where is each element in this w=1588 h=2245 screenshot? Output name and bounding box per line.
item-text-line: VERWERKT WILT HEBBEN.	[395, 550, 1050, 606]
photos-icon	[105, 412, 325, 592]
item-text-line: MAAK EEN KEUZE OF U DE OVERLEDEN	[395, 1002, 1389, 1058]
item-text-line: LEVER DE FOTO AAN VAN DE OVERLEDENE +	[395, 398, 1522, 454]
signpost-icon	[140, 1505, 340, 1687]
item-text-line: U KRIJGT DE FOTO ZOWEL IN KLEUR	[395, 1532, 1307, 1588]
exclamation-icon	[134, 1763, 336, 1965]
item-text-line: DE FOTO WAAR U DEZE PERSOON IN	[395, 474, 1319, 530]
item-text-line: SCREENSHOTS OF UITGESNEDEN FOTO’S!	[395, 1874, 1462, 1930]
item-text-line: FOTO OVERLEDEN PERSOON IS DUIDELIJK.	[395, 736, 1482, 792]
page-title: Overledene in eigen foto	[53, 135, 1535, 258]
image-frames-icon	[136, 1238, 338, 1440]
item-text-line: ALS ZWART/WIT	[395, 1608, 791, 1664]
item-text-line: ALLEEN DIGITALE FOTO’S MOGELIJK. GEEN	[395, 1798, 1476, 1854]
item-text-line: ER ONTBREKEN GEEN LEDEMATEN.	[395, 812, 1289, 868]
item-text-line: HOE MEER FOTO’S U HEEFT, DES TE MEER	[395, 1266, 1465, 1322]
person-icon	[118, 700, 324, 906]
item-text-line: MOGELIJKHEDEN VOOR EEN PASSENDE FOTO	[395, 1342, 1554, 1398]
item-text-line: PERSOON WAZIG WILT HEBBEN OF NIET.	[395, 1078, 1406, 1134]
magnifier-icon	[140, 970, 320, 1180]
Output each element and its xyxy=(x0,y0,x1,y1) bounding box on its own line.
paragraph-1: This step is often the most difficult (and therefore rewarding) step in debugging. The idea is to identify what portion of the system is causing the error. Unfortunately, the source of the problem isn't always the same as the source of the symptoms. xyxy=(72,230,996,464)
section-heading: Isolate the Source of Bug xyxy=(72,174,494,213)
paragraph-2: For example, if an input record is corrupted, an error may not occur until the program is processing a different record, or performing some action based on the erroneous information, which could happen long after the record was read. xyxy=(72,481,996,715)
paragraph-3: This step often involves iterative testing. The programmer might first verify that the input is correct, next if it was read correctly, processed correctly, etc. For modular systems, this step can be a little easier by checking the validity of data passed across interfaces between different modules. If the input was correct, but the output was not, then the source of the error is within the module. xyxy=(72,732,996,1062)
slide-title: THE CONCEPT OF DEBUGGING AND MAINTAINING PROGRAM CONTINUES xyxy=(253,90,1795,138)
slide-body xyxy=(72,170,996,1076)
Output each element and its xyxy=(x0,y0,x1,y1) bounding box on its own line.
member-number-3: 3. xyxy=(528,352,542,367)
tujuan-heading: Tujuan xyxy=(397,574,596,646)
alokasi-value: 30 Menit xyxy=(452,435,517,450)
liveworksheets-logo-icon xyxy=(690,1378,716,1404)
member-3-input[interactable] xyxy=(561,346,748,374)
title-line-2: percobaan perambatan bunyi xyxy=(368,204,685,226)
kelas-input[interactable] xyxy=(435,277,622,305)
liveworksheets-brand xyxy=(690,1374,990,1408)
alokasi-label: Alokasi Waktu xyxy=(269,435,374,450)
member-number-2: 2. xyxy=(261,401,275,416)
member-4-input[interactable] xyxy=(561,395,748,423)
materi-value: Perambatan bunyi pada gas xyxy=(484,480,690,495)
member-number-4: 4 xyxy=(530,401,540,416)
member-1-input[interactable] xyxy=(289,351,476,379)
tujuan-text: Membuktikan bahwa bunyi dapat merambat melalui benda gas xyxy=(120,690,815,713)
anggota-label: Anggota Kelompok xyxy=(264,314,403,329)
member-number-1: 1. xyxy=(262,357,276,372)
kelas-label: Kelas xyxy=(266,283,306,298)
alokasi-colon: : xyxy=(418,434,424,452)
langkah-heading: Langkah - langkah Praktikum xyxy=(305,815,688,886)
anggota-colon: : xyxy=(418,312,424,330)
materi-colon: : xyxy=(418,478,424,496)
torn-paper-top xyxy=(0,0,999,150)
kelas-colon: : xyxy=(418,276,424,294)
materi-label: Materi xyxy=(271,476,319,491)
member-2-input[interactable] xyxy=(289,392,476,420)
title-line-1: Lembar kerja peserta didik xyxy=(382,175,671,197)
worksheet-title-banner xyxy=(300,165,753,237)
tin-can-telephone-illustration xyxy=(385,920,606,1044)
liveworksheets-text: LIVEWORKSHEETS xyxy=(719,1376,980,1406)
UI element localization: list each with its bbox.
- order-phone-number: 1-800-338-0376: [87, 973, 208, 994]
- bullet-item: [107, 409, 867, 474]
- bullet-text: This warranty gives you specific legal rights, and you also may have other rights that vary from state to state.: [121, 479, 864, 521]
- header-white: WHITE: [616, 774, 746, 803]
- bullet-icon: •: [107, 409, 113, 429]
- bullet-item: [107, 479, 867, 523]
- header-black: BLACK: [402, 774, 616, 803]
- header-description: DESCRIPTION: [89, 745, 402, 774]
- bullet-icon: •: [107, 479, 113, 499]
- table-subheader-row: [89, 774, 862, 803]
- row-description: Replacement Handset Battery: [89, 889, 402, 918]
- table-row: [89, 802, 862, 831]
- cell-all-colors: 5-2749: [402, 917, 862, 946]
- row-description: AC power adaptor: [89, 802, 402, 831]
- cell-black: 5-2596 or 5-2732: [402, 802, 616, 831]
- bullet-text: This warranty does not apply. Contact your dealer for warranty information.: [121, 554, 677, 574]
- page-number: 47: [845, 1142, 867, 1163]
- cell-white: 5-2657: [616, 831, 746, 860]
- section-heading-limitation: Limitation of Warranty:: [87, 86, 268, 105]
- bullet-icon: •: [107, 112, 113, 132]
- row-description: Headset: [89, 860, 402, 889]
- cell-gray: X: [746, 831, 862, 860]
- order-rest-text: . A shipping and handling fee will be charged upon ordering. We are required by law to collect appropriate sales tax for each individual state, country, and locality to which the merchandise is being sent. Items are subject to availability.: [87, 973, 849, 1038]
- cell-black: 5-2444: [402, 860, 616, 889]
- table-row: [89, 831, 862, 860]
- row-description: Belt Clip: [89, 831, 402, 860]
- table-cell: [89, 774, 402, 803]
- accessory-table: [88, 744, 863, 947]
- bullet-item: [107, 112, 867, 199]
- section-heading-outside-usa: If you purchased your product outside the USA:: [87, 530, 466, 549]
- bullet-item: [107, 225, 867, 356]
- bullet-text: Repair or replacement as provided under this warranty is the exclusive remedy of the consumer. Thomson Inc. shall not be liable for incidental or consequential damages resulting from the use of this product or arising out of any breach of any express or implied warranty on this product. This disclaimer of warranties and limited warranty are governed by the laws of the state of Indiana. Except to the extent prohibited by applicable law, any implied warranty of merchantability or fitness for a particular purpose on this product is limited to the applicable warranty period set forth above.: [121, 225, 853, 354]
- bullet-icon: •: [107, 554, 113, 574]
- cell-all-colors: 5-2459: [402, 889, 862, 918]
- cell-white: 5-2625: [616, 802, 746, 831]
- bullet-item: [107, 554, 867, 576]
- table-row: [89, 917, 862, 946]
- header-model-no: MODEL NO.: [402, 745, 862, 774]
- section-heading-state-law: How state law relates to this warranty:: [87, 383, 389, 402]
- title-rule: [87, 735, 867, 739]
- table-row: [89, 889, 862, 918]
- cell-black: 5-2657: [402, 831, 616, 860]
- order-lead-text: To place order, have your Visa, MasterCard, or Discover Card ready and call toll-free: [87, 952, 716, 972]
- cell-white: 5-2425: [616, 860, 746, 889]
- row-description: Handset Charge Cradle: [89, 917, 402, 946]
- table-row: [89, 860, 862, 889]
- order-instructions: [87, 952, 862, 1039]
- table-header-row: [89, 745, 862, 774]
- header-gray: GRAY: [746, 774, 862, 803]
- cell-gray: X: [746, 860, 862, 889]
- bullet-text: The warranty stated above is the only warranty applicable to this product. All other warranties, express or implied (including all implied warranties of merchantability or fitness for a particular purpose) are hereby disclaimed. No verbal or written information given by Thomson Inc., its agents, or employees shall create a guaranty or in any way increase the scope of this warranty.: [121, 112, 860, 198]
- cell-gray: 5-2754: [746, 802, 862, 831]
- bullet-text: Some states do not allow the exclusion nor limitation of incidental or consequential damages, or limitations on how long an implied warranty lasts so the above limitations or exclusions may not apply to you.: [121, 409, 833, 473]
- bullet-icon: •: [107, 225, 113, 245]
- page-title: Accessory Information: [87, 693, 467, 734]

Given instruction: Change every occurrence of "item-text-line" to "text-line" in the part of the records that runs from the start through the line containing "1763, 336, 1965]", and leave everything else unchanged.

Full response:
where is each element in this w=1588 h=2245 screenshot? Output name and bounding box per line.
text-line: VERWERKT WILT HEBBEN.	[395, 550, 1050, 606]
photos-icon	[105, 412, 325, 592]
text-line: MAAK EEN KEUZE OF U DE OVERLEDEN	[395, 1002, 1389, 1058]
text-line: LEVER DE FOTO AAN VAN DE OVERLEDENE +	[395, 398, 1522, 454]
signpost-icon	[140, 1505, 340, 1687]
text-line: U KRIJGT DE FOTO ZOWEL IN KLEUR	[395, 1532, 1307, 1588]
exclamation-icon	[134, 1763, 336, 1965]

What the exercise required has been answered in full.